───── Passage
Cytomegalovirus (CMV) infection has been implicated as a contributing factor in the relapse of IBD [33]. This association has been predominantly noted in patients with UC, particularly among those undergoing high-dose corticosteroid therapy [34]. In our study, logistic regression analysis was conducted to predict tissue CMV PCR positivity, which demonstrated no association with anti-TNF use. However, steroid use within the preceding three months was found to be significantly associated with tissue CMV DNA positivity, resulting in a 12-fold increase in risk.

In contemporary medical research, sufficient diagnostic criteria related to CMV copy numbers for confirming the presence of CMV infection in ulcerative colitis or in colon tissue under immunosuppressive conditions have yet to be developed [19]. In our study, cases were classified as CMV-positive solely based on tissue CMV DNA copy numbers exceeding 250. Among the 41 patients meeting this criterion, histopathological examination revealed features consistent with classic CMV infection in only 3 cases. Although a copy number of 250 or higher in tissue, coupled with clinical findings, is often deemed sufficient for diagnostic purposes by certain guidelines, numerous sources continue to prioritize histopathological evidence for confirming CMV positivity [35,36,37]. Consequently, to reflect this nuance, we employed the term "patients with tissue CMV DNA positivity" rather than "patients with CMV infection" in our analysis.
──────────
───── Given entries
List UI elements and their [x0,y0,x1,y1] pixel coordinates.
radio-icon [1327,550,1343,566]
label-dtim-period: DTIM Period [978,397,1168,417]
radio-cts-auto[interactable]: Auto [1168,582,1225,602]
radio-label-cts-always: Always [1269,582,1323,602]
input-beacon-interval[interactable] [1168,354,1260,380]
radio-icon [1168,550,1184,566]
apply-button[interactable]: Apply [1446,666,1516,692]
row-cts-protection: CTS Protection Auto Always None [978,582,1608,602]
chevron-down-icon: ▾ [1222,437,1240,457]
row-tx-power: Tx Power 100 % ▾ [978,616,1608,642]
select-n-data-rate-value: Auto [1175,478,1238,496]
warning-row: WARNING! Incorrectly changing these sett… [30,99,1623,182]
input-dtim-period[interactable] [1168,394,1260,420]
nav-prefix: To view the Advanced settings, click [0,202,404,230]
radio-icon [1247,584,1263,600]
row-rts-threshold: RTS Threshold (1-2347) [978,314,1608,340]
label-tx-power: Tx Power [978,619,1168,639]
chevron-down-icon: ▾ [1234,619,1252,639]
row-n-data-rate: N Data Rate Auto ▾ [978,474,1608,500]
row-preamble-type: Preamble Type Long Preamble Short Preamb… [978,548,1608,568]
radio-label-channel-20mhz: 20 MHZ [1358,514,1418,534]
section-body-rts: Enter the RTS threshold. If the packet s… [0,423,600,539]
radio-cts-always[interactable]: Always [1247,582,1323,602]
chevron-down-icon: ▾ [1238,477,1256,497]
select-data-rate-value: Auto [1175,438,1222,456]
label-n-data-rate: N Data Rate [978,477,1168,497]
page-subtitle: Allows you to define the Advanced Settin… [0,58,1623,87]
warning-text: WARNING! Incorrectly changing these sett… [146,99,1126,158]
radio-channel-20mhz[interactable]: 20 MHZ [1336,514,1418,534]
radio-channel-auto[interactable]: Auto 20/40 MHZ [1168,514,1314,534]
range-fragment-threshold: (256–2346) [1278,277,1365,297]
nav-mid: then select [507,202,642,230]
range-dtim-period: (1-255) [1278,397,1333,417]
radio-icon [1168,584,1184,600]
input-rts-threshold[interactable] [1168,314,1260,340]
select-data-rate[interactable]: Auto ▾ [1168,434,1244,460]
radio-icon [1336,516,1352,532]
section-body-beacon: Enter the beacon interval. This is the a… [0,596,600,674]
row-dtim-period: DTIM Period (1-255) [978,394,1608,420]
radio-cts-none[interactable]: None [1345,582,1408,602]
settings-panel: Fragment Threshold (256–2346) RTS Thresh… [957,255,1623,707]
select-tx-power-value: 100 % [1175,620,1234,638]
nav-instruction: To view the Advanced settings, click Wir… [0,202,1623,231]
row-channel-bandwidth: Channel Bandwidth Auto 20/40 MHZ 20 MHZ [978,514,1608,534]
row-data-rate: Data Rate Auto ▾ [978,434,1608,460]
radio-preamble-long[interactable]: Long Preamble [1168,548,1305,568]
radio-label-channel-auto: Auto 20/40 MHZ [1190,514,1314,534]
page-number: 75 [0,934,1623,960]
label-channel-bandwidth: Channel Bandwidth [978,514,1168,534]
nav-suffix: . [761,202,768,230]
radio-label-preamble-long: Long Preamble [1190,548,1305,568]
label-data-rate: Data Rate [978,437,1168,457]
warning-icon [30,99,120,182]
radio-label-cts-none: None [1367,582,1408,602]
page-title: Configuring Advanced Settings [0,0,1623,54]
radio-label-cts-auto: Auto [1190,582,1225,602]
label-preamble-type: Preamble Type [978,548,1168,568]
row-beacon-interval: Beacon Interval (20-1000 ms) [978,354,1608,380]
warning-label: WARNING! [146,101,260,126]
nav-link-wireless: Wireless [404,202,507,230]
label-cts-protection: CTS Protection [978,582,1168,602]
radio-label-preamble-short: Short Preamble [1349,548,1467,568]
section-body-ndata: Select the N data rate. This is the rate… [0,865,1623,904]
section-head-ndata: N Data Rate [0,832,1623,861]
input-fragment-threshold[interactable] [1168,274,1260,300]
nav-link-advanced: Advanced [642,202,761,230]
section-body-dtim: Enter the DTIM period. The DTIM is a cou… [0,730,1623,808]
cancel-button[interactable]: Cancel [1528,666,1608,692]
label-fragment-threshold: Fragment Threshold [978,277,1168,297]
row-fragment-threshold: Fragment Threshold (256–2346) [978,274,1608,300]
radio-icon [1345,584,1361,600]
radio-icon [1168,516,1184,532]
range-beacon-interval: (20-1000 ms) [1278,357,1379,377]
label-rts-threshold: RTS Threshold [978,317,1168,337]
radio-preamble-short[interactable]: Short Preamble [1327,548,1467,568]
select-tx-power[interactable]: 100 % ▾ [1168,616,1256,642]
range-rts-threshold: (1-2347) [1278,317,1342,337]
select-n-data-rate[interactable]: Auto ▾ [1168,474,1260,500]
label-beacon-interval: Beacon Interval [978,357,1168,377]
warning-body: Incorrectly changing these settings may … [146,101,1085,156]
──────────
Questions on the material:
1) From the passage on cytomegalovirus in IBD, extract the stretch from "Cytomegalovirus (CMV) infection" through "increase in risk.".
2) In the passage on cytomegalovirus in IBD, what tissue CMV DNA copy number did the study use to classify a case as CMV-positive?
3) Continue the passage on cytomegalovirus in IBD from where it stops.
The records are unrelated material and stand apart from the passage on cytomegalovirus.

Answers to each task:
1)
Cytomegalovirus (CMV) infection has been implicated as a contributing factor in the relapse of IBD [33]. This association has been predominantly noted in patients with UC, particularly among those undergoing high-dose corticosteroid therapy [34]. In our study, logistic regression analysis was conducted to predict tissue CMV PCR positivity, which demonstrated no association with anti-TNF use. However, steroid use within the preceding three months was found to be significantly associated with tissue CMV DNA positivity, resulting in a 12-fold increase in risk.

2) A tissue CMV DNA copy number exceeding 250.

3)
Our study has several limitations. Primarily, it was designed as a single centered, retrospective cohort study. A total of 110 patients were included; this sample size may limit the generalizability of the results and could have reduced the statistical power of the study. Furthermore, its single-center nature hinders the extrapolation of findings to a broader population. Endoscopic scoring systems such as the Mayo and Rachmilewitz scores, which rely on the endoscopist's observations and expertise, may introduce potential bias despite the established validity of these systems. Finally, the limited number of similar studies in the literature poses challenges in comparatively validating our findings.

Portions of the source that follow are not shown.